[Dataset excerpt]
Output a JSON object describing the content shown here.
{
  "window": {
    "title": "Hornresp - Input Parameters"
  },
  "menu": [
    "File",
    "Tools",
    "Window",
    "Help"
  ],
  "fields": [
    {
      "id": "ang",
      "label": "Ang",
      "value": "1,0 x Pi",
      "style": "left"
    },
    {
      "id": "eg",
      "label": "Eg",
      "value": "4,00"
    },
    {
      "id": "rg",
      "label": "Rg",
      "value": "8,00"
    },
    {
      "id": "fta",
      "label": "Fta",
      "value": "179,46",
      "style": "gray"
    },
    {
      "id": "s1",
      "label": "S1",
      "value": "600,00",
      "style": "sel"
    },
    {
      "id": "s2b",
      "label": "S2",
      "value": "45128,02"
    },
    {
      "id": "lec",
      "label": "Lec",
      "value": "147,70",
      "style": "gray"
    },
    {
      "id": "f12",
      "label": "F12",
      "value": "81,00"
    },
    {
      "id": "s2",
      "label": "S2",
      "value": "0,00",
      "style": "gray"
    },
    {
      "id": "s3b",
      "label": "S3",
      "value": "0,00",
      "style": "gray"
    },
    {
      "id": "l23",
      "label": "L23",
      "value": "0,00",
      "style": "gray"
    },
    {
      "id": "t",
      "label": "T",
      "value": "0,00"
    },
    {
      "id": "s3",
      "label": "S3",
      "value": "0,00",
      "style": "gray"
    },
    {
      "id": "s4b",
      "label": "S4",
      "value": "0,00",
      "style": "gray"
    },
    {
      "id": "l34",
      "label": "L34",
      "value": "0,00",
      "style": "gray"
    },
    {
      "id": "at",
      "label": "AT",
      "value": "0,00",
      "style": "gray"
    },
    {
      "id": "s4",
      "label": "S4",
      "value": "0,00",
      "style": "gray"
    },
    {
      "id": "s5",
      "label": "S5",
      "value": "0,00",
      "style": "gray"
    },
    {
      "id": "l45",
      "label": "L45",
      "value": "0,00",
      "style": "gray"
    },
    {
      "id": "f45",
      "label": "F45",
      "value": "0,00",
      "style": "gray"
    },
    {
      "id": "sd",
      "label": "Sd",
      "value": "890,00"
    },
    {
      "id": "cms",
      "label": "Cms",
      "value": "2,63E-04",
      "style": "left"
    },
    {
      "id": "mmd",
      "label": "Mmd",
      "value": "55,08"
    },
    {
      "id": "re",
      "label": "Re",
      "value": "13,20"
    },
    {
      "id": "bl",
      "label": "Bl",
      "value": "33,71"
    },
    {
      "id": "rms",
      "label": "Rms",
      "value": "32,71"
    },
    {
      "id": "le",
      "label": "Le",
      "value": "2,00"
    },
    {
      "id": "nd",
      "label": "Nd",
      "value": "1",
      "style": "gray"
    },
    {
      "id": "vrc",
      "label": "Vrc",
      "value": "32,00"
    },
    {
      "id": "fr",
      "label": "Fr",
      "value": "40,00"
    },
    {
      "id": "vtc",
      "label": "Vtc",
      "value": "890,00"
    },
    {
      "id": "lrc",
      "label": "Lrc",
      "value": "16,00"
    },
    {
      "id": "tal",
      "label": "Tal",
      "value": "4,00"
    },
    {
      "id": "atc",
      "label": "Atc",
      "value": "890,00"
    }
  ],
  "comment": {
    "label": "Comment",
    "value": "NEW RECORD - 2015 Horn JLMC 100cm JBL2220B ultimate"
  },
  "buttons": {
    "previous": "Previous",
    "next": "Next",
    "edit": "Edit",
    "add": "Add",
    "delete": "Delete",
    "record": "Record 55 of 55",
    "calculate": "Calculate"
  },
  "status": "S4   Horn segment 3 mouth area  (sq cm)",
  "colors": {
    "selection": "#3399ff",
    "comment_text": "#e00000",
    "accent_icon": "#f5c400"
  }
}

Problem details: Using the data above, return each line exactly as written.

Written response:
Output a JSON object describing the content shown here.
{
  "window": {
    "title": "Hornresp - Input Parameters"
  },
  "menu": [
    "File",
    "Tools",
    "Window",
    "Help"
  ],
  "fields": [
    {
      "id": "ang",
      "label": "Ang",
      "value": "1,0 x Pi",
      "style": "left"
    },
    {
      "id": "eg",
      "label": "Eg",
      "value": "4,00"
    },
    {
      "id": "rg",
      "label": "Rg",
      "value": "8,00"
    },
    {
      "id": "fta",
      "label": "Fta",
      "value": "179,46",
      "style": "gray"
    },
    {
      "id": "s1",
      "label": "S1",
      "value": "600,00",
      "style": "sel"
    },
    {
      "id": "s2b",
      "label": "S2",
      "value": "45128,02"
    },
    {
      "id": "lec",
      "label": "Lec",
      "value": "147,70",
      "style": "gray"
    },
    {
      "id": "f12",
      "label": "F12",
      "value": "81,00"
    },
    {
      "id": "s2",
      "label": "S2",
      "value": "0,00",
      "style": "gray"
    },
    {
      "id": "s3b",
      "label": "S3",
      "value": "0,00",
      "style": "gray"
    },
    {
      "id": "l23",
      "label": "L23",
      "value": "0,00",
      "style": "gray"
    },
    {
      "id": "t",
      "label": "T",
      "value": "0,00"
    },
    {
      "id": "s3",
      "label": "S3",
      "value": "0,00",
      "style": "gray"
    },
    {
      "id": "s4b",
      "label": "S4",
      "value": "0,00",
      "style": "gray"
    },
    {
      "id": "l34",
      "label": "L34",
      "value": "0,00",
      "style": "gray"
    },
    {
      "id": "at",
      "label": "AT",
      "value": "0,00",
      "style": "gray"
    },
    {
      "id": "s4",
      "label": "S4",
      "value": "0,00",
      "style": "gray"
    },
    {
      "id": "s5",
      "label": "S5",
      "value": "0,00",
      "style": "gray"
    },
    {
      "id": "l45",
      "label": "L45",
      "value": "0,00",
      "style": "gray"
    },
    {
      "id": "f45",
      "label": "F45",
      "value": "0,00",
      "style": "gray"
    },
    {
      "id": "sd",
      "label": "Sd",
      "value": "890,00"
    },
    {
      "id": "cms",
      "label": "Cms",
      "value": "2,63E-04",
      "style": "left"
    },
    {
      "id": "mmd",
      "label": "Mmd",
      "value": "55,08"
    },
    {
      "id": "re",
      "label": "Re",
      "value": "13,20"
    },
    {
      "id": "bl",
      "label": "Bl",
      "value": "33,71"
    },
    {
      "id": "rms",
      "label": "Rms",
      "value": "32,71"
    },
    {
      "id": "le",
      "label": "Le",
      "value": "2,00"
    },
    {
      "id": "nd",
      "label": "Nd",
      "value": "1",
      "style": "gray"
    },
    {
      "id": "vrc",
      "label": "Vrc",
      "value": "32,00"
    },
    {
      "id": "fr",
      "label": "Fr",
      "value": "40,00"
    },
    {
      "id": "vtc",
      "label": "Vtc",
      "value": "890,00"
    },
    {
      "id": "lrc",
      "label": "Lrc",
      "value": "16,00"
    },
    {
      "id": "tal",
      "label": "Tal",
      "value": "4,00"
    },
    {
      "id": "atc",
      "label": "Atc",
      "value": "890,00"
    }
  ],
  "comment": {
    "label": "Comment",
    "value": "NEW RECORD - 2015 Horn JLMC 100cm JBL2220B ultimate"
  },
  "buttons": {
    "previous": "Previous",
    "next": "Next",
    "edit": "Edit",
    "add": "Add",
    "delete": "Delete",
    "record": "Record 55 of 55",
    "calculate": "Calculate"
  },
  "status": "S4   Horn segment 3 mouth area  (sq cm)",
  "colors": {
    "selection": "#3399ff",
    "comment_text": "#e00000",
    "accent_icon": "#f5c400"
  }
}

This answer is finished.